Work to be completed: Would you transcribe the whole listing exactly, minus its pictures?

[Stored records]
■ ■ ■ ■ ■ ■ ■

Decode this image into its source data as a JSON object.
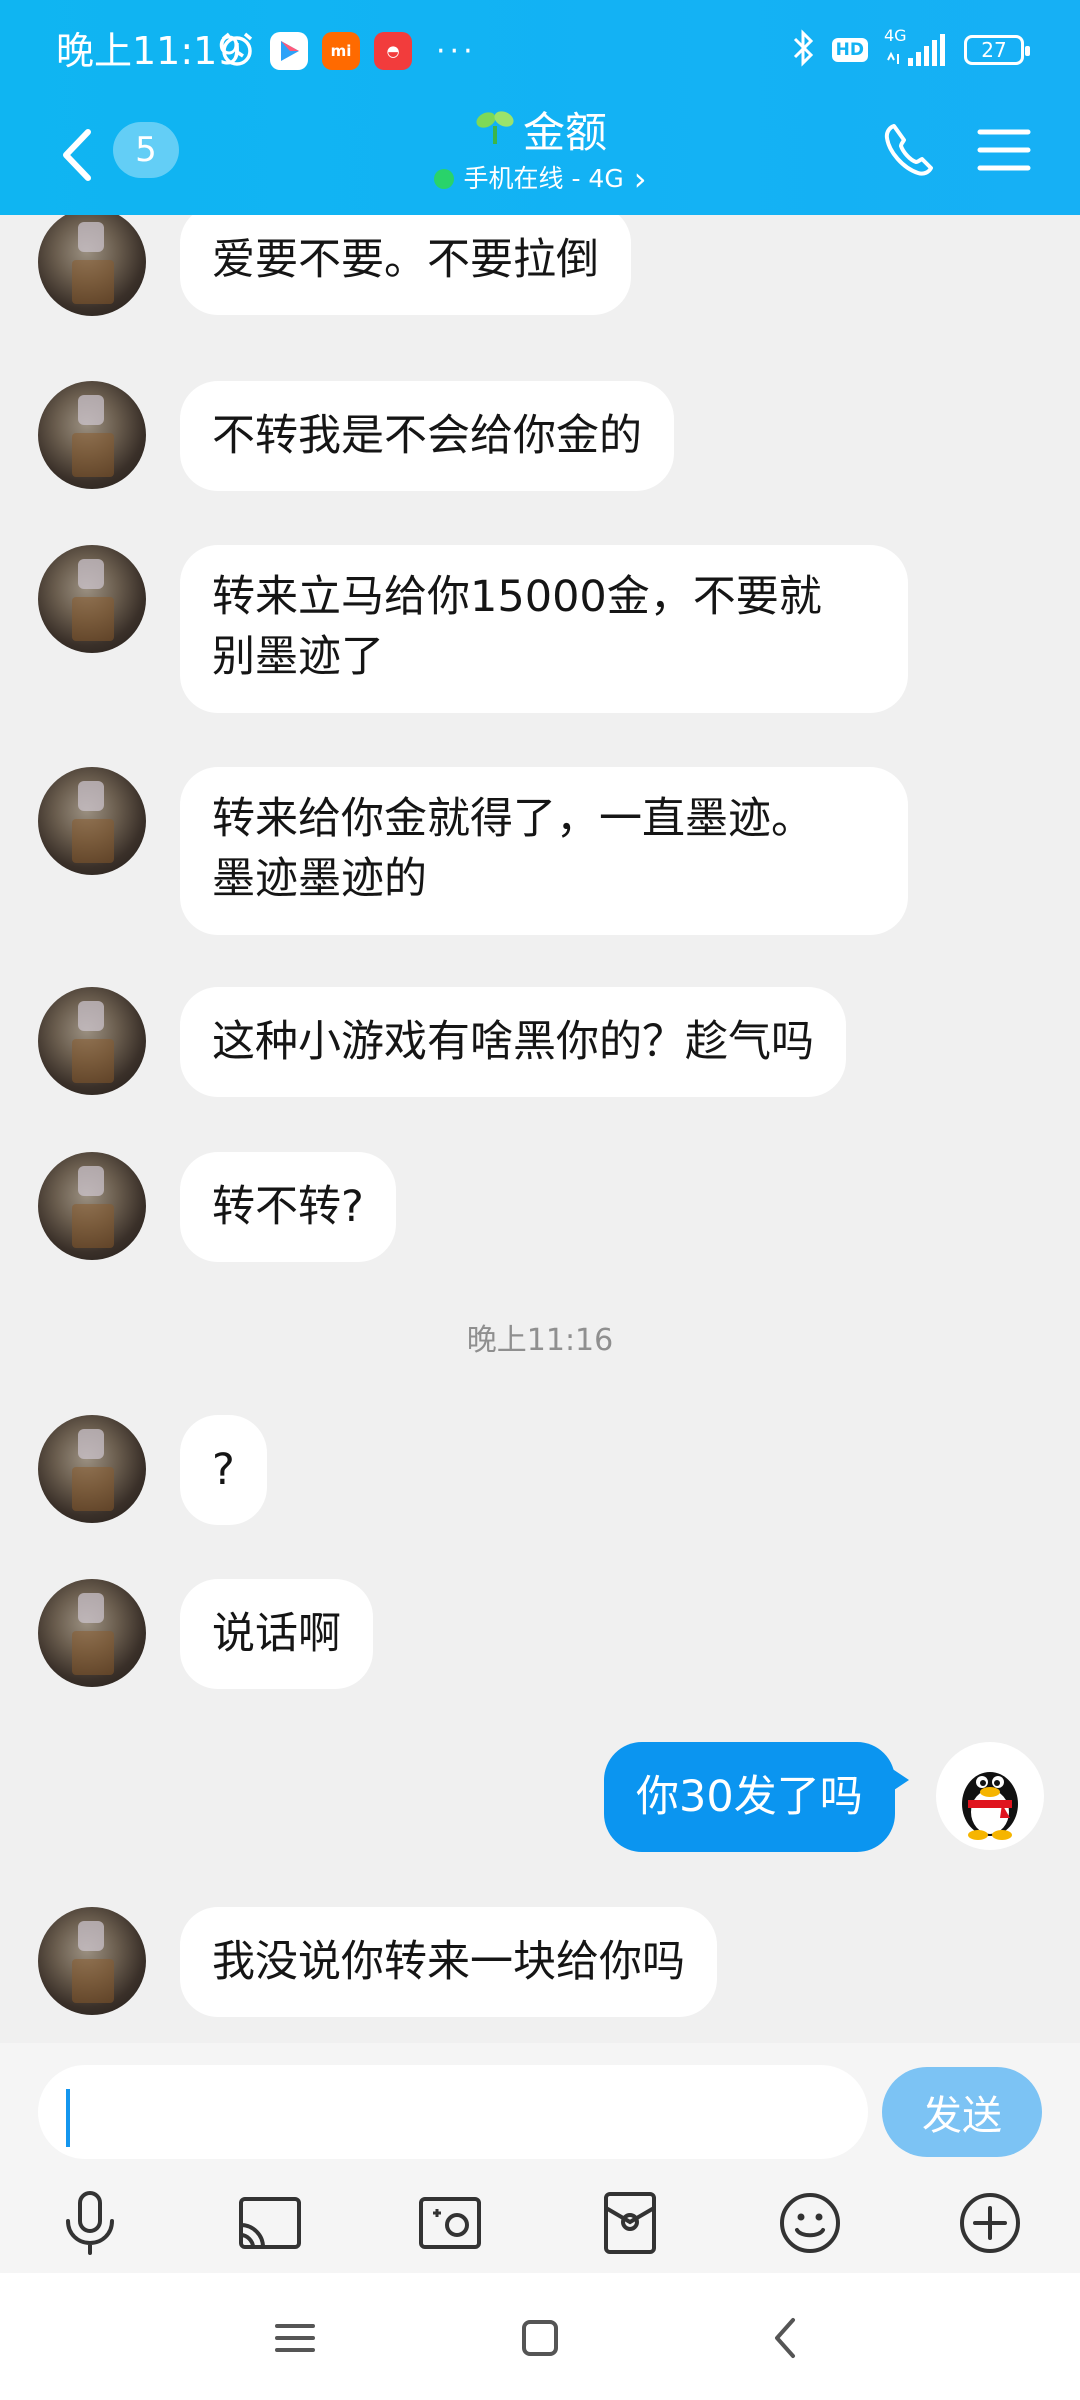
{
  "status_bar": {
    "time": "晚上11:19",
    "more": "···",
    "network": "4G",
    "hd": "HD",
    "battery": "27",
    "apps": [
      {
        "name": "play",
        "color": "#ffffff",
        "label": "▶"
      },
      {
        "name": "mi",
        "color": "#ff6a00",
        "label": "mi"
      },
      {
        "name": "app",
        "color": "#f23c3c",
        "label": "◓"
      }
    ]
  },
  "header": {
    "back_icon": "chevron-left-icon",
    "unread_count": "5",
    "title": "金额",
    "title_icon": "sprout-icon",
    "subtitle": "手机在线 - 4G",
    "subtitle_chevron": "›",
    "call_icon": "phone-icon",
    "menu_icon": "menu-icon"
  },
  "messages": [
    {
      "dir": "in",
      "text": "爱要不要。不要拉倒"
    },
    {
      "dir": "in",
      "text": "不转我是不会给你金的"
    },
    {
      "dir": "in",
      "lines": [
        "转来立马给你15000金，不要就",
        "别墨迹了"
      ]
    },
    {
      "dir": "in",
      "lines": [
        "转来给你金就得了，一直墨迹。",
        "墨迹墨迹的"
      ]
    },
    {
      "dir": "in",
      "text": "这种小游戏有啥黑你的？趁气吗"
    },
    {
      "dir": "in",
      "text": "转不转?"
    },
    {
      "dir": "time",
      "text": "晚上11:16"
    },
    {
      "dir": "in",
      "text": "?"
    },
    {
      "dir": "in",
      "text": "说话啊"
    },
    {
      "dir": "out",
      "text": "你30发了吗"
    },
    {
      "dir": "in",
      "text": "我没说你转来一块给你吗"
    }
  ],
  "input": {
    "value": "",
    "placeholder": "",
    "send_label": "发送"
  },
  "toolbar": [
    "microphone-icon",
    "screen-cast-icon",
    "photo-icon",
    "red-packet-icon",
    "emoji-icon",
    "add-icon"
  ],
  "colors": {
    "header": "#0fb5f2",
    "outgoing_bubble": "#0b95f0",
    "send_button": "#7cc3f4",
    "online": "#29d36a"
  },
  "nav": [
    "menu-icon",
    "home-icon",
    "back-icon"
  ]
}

■ ■ ■ ■ ■ ■ ■

Output for this task:
Decode this image into its source data as a JSON object.
{
  "status_bar": {
    "time": "晚上11:19",
    "more": "···",
    "network": "4G",
    "hd": "HD",
    "battery": "27",
    "apps": [
      {
        "name": "play",
        "color": "#ffffff",
        "label": "▶"
      },
      {
        "name": "mi",
        "color": "#ff6a00",
        "label": "mi"
      },
      {
        "name": "app",
        "color": "#f23c3c",
        "label": "◓"
      }
    ]
  },
  "header": {
    "back_icon": "chevron-left-icon",
    "unread_count": "5",
    "title": "金额",
    "title_icon": "sprout-icon",
    "subtitle": "手机在线 - 4G",
    "subtitle_chevron": "›",
    "call_icon": "phone-icon",
    "menu_icon": "menu-icon"
  },
  "messages": [
    {
      "dir": "in",
      "text": "爱要不要。不要拉倒"
    },
    {
      "dir": "in",
      "text": "不转我是不会给你金的"
    },
    {
      "dir": "in",
      "lines": [
        "转来立马给你15000金，不要就",
        "别墨迹了"
      ]
    },
    {
      "dir": "in",
      "lines": [
        "转来给你金就得了，一直墨迹。",
        "墨迹墨迹的"
      ]
    },
    {
      "dir": "in",
      "text": "这种小游戏有啥黑你的？趁气吗"
    },
    {
      "dir": "in",
      "text": "转不转?"
    },
    {
      "dir": "time",
      "text": "晚上11:16"
    },
    {
      "dir": "in",
      "text": "?"
    },
    {
      "dir": "in",
      "text": "说话啊"
    },
    {
      "dir": "out",
      "text": "你30发了吗"
    },
    {
      "dir": "in",
      "text": "我没说你转来一块给你吗"
    }
  ],
  "input": {
    "value": "",
    "placeholder": "",
    "send_label": "发送"
  },
  "toolbar": [
    "microphone-icon",
    "screen-cast-icon",
    "photo-icon",
    "red-packet-icon",
    "emoji-icon",
    "add-icon"
  ],
  "colors": {
    "header": "#0fb5f2",
    "outgoing_bubble": "#0b95f0",
    "send_button": "#7cc3f4",
    "online": "#29d36a"
  },
  "nav": [
    "menu-icon",
    "home-icon",
    "back-icon"
  ]
}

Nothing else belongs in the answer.